#### [Required work]
Below are entries to be transcribed exactly; exclude the pictures from the copy.

#### [Data to use]

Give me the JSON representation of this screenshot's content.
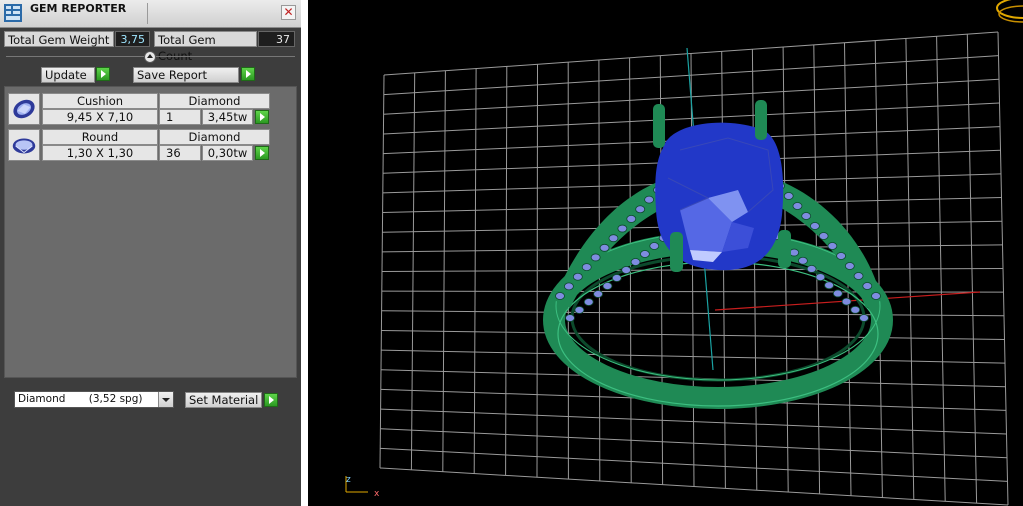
{
  "panel": {
    "title": "GEM REPORTER",
    "close_glyph": "✕",
    "total_weight_label": "Total Gem Weight",
    "total_weight_value": "3,75",
    "total_count_label": "Total Gem Count",
    "total_count_value": "37",
    "update_label": "Update",
    "save_report_label": "Save Report",
    "gems": [
      {
        "shape": "Cushion",
        "material": "Diamond",
        "size": "9,45 X 7,10",
        "count": "1",
        "weight": "3,45tw"
      },
      {
        "shape": "Round",
        "material": "Diamond",
        "size": "1,30 X 1,30",
        "count": "36",
        "weight": "0,30tw"
      }
    ],
    "material_select": {
      "value": "Diamond       (3,52 spg)"
    },
    "set_material_label": "Set Material"
  },
  "viewport": {
    "axis_labels": {
      "z": "z",
      "x": "x"
    },
    "colors": {
      "grid": "#9a9a9a",
      "ring": "#1f8a55",
      "gem": "#2238c8",
      "stones": "#7f8ce0",
      "axis_x": "#c81e1e",
      "axis_z": "#1aa3a3",
      "view_cube": "#e0a800"
    }
  }
}
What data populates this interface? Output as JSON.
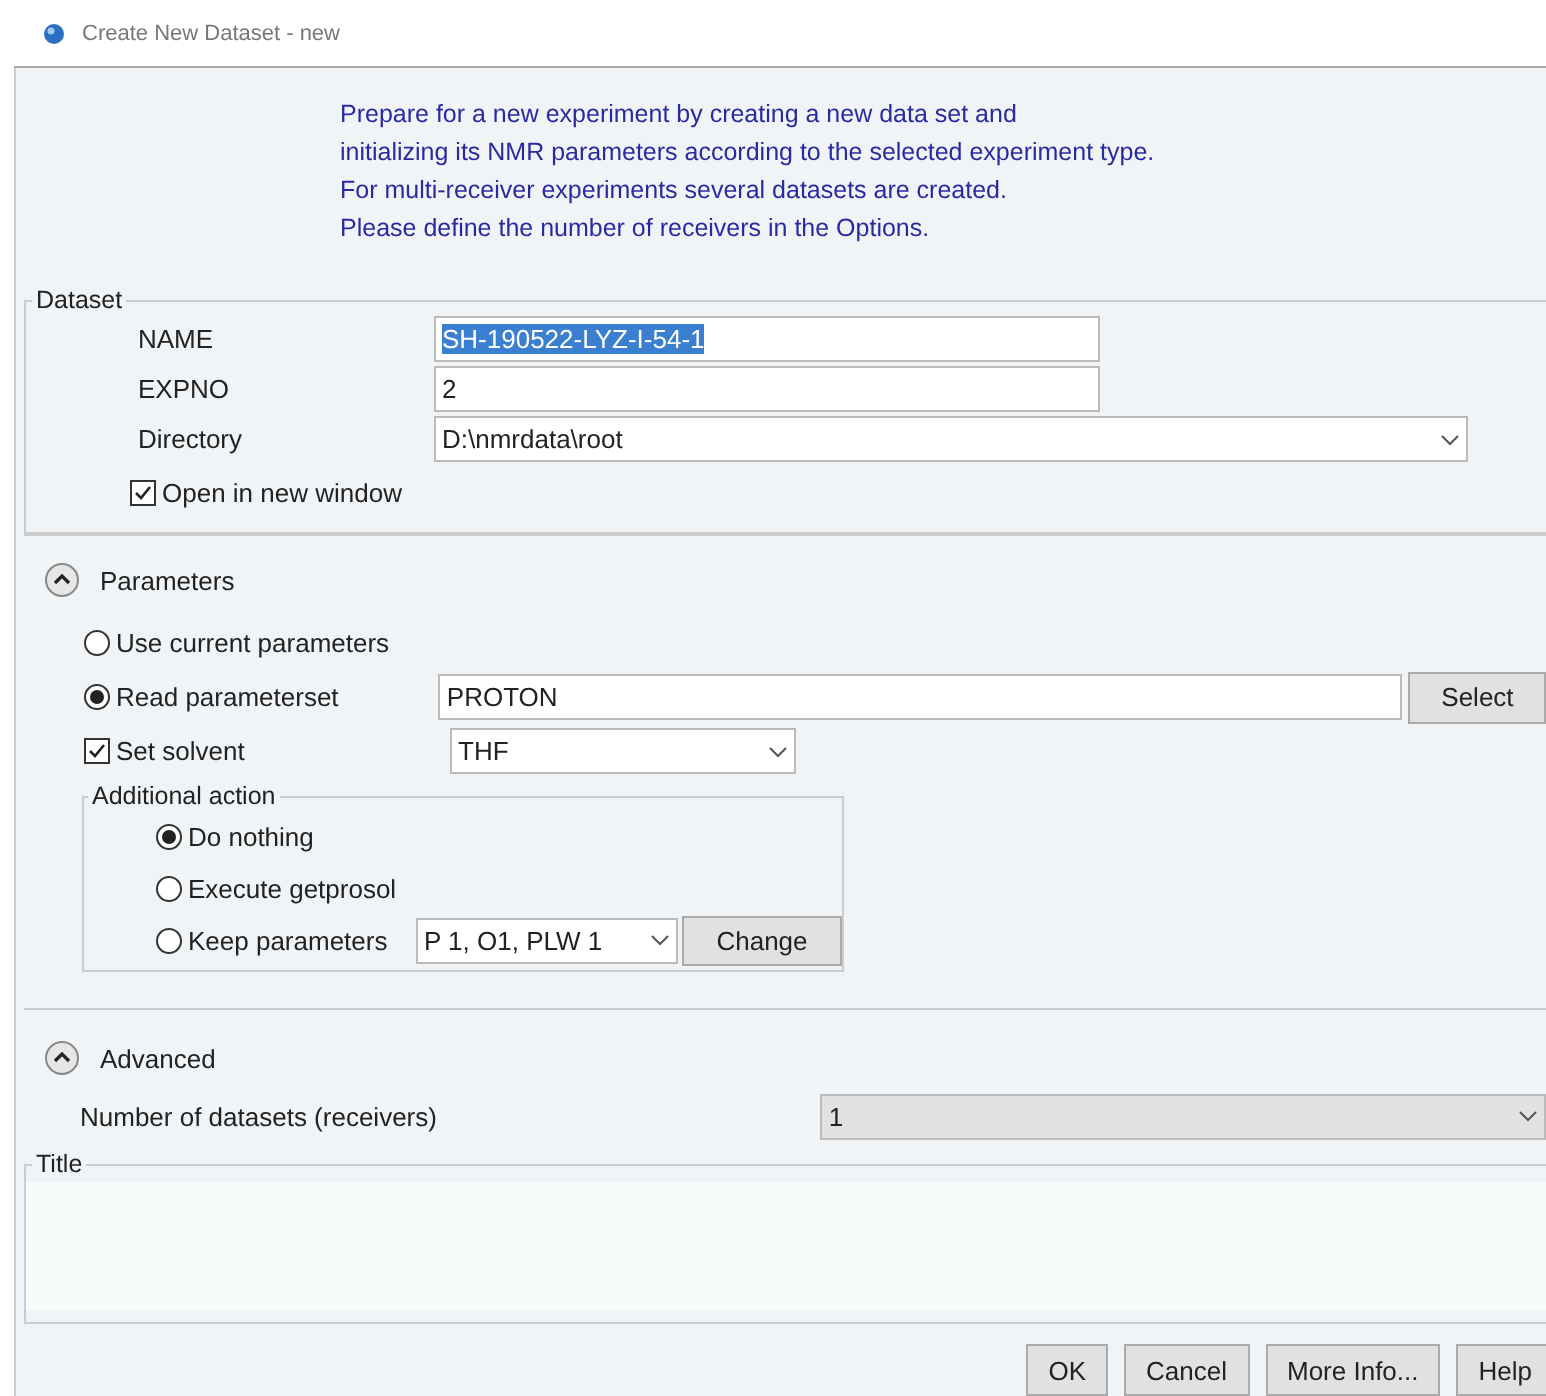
{
  "window": {
    "title": "Create New Dataset - new"
  },
  "intro": [
    "Prepare for a new experiment by creating a new data set and",
    "initializing its NMR parameters according to the selected experiment type.",
    "For multi-receiver experiments several datasets are created.",
    "Please define the number of receivers in the Options."
  ],
  "dataset": {
    "legend": "Dataset",
    "fields": [
      {
        "label": "NAME",
        "value": "SH-190522-LYZ-I-54-1",
        "kind": "text",
        "highlighted": true
      },
      {
        "label": "EXPNO",
        "value": "2",
        "kind": "text",
        "highlighted": false
      },
      {
        "label": "Directory",
        "value": "D:\\nmrdata\\root",
        "kind": "select",
        "highlighted": false
      }
    ],
    "open_new_window": {
      "label": "Open in new window",
      "checked": true
    }
  },
  "parameters": {
    "title": "Parameters",
    "expanded": true,
    "options": [
      {
        "label": "Use current parameters",
        "selected": false
      },
      {
        "label": "Read parameterset",
        "selected": true,
        "value": "PROTON",
        "button": "Select"
      }
    ],
    "solvent": {
      "label": "Set solvent",
      "checked": true,
      "value": "THF"
    },
    "additional_action": {
      "legend": "Additional action",
      "options": [
        {
          "label": "Do nothing",
          "selected": true
        },
        {
          "label": "Execute getprosol",
          "selected": false
        },
        {
          "label": "Keep parameters",
          "selected": false,
          "value": "P 1, O1, PLW 1",
          "button": "Change"
        }
      ]
    }
  },
  "advanced": {
    "title": "Advanced",
    "expanded": true,
    "label": "Number of datasets (receivers)",
    "value": "1"
  },
  "title_box": {
    "legend": "Title"
  },
  "buttons": [
    "OK",
    "Cancel",
    "More Info...",
    "Help"
  ]
}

#### [Right answer]
Give me the JSON representation of this screenshot's content.
{
  "panel": {
    "title": "GEM REPORTER",
    "close_glyph": "✕",
    "total_weight_label": "Total Gem Weight",
    "total_weight_value": "3,75",
    "total_count_label": "Total Gem Count",
    "total_count_value": "37",
    "update_label": "Update",
    "save_report_label": "Save Report",
    "gems": [
      {
        "shape": "Cushion",
        "material": "Diamond",
        "size": "9,45 X 7,10",
        "count": "1",
        "weight": "3,45tw"
      },
      {
        "shape": "Round",
        "material": "Diamond",
        "size": "1,30 X 1,30",
        "count": "36",
        "weight": "0,30tw"
      }
    ],
    "material_select": {
      "value": "Diamond       (3,52 spg)"
    },
    "set_material_label": "Set Material"
  },
  "viewport": {
    "axis_labels": {
      "z": "z",
      "x": "x"
    },
    "colors": {
      "grid": "#9a9a9a",
      "ring": "#1f8a55",
      "gem": "#2238c8",
      "stones": "#7f8ce0",
      "axis_x": "#c81e1e",
      "axis_z": "#1aa3a3",
      "view_cube": "#e0a800"
    }
  }
}
What data populates this interface? Output as JSON.
{
  "window": {
    "title": "Create New Dataset - new"
  },
  "intro": [
    "Prepare for a new experiment by creating a new data set and",
    "initializing its NMR parameters according to the selected experiment type.",
    "For multi-receiver experiments several datasets are created.",
    "Please define the number of receivers in the Options."
  ],
  "dataset": {
    "legend": "Dataset",
    "fields": [
      {
        "label": "NAME",
        "value": "SH-190522-LYZ-I-54-1",
        "kind": "text",
        "highlighted": true
      },
      {
        "label": "EXPNO",
        "value": "2",
        "kind": "text",
        "highlighted": false
      },
      {
        "label": "Directory",
        "value": "D:\\nmrdata\\root",
        "kind": "select",
        "highlighted": false
      }
    ],
    "open_new_window": {
      "label": "Open in new window",
      "checked": true
    }
  },
  "parameters": {
    "title": "Parameters",
    "expanded": true,
    "options": [
      {
        "label": "Use current parameters",
        "selected": false
      },
      {
        "label": "Read parameterset",
        "selected": true,
        "value": "PROTON",
        "button": "Select"
      }
    ],
    "solvent": {
      "label": "Set solvent",
      "checked": true,
      "value": "THF"
    },
    "additional_action": {
      "legend": "Additional action",
      "options": [
        {
          "label": "Do nothing",
          "selected": true
        },
        {
          "label": "Execute getprosol",
          "selected": false
        },
        {
          "label": "Keep parameters",
          "selected": false,
          "value": "P 1, O1, PLW 1",
          "button": "Change"
        }
      ]
    }
  },
  "advanced": {
    "title": "Advanced",
    "expanded": true,
    "label": "Number of datasets (receivers)",
    "value": "1"
  },
  "title_box": {
    "legend": "Title"
  },
  "buttons": [
    "OK",
    "Cancel",
    "More Info...",
    "Help"
  ]
}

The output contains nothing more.